__RECORDS SUPPLIED__:

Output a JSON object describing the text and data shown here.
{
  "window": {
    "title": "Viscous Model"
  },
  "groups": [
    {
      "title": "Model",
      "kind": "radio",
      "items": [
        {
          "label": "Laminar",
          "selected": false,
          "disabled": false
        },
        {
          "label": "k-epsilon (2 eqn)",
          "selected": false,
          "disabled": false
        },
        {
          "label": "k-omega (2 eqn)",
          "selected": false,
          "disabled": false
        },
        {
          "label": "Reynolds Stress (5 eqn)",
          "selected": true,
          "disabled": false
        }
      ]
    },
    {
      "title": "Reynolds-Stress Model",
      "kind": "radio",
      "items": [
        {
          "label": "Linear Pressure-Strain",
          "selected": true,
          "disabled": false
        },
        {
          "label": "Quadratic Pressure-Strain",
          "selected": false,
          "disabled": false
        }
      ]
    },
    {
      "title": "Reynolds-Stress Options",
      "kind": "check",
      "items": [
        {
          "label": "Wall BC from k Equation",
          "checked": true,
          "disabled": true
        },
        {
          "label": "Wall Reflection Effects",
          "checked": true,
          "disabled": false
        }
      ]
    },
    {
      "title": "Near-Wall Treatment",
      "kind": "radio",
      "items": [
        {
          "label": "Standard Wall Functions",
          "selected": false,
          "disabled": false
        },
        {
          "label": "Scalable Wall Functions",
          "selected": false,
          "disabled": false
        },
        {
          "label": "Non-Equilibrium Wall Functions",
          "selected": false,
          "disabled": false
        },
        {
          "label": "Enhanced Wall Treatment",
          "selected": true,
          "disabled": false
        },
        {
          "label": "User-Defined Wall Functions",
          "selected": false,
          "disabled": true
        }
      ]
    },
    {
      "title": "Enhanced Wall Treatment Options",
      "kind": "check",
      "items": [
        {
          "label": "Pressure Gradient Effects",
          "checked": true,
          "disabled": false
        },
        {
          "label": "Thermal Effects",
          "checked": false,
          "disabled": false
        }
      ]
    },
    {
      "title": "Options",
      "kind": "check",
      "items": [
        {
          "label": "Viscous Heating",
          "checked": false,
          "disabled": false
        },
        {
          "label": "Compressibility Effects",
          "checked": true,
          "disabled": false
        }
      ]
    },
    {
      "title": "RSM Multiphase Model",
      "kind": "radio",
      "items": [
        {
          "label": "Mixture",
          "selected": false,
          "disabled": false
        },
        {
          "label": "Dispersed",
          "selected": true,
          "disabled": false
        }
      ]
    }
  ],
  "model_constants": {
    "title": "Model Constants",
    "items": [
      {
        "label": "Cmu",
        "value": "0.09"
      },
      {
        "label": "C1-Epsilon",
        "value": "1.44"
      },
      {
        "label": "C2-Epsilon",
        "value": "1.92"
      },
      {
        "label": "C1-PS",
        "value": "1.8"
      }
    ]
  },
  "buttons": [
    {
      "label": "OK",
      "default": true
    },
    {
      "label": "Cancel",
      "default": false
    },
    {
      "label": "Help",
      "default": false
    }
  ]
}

__SHORT PROBLEM__: Return the listing above in full, character for character.

__RESPONSE BELOW__:
Output a JSON object describing the text and data shown here.
{
  "window": {
    "title": "Viscous Model"
  },
  "groups": [
    {
      "title": "Model",
      "kind": "radio",
      "items": [
        {
          "label": "Laminar",
          "selected": false,
          "disabled": false
        },
        {
          "label": "k-epsilon (2 eqn)",
          "selected": false,
          "disabled": false
        },
        {
          "label": "k-omega (2 eqn)",
          "selected": false,
          "disabled": false
        },
        {
          "label": "Reynolds Stress (5 eqn)",
          "selected": true,
          "disabled": false
        }
      ]
    },
    {
      "title": "Reynolds-Stress Model",
      "kind": "radio",
      "items": [
        {
          "label": "Linear Pressure-Strain",
          "selected": true,
          "disabled": false
        },
        {
          "label": "Quadratic Pressure-Strain",
          "selected": false,
          "disabled": false
        }
      ]
    },
    {
      "title": "Reynolds-Stress Options",
      "kind": "check",
      "items": [
        {
          "label": "Wall BC from k Equation",
          "checked": true,
          "disabled": true
        },
        {
          "label": "Wall Reflection Effects",
          "checked": true,
          "disabled": false
        }
      ]
    },
    {
      "title": "Near-Wall Treatment",
      "kind": "radio",
      "items": [
        {
          "label": "Standard Wall Functions",
          "selected": false,
          "disabled": false
        },
        {
          "label": "Scalable Wall Functions",
          "selected": false,
          "disabled": false
        },
        {
          "label": "Non-Equilibrium Wall Functions",
          "selected": false,
          "disabled": false
        },
        {
          "label": "Enhanced Wall Treatment",
          "selected": true,
          "disabled": false
        },
        {
          "label": "User-Defined Wall Functions",
          "selected": false,
          "disabled": true
        }
      ]
    },
    {
      "title": "Enhanced Wall Treatment Options",
      "kind": "check",
      "items": [
        {
          "label": "Pressure Gradient Effects",
          "checked": true,
          "disabled": false
        },
        {
          "label": "Thermal Effects",
          "checked": false,
          "disabled": false
        }
      ]
    },
    {
      "title": "Options",
      "kind": "check",
      "items": [
        {
          "label": "Viscous Heating",
          "checked": false,
          "disabled": false
        },
        {
          "label": "Compressibility Effects",
          "checked": true,
          "disabled": false
        }
      ]
    },
    {
      "title": "RSM Multiphase Model",
      "kind": "radio",
      "items": [
        {
          "label": "Mixture",
          "selected": false,
          "disabled": false
        },
        {
          "label": "Dispersed",
          "selected": true,
          "disabled": false
        }
      ]
    }
  ],
  "model_constants": {
    "title": "Model Constants",
    "items": [
      {
        "label": "Cmu",
        "value": "0.09"
      },
      {
        "label": "C1-Epsilon",
        "value": "1.44"
      },
      {
        "label": "C2-Epsilon",
        "value": "1.92"
      },
      {
        "label": "C1-PS",
        "value": "1.8"
      }
    ]
  },
  "buttons": [
    {
      "label": "OK",
      "default": true
    },
    {
      "label": "Cancel",
      "default": false
    },
    {
      "label": "Help",
      "default": false
    }
  ]
}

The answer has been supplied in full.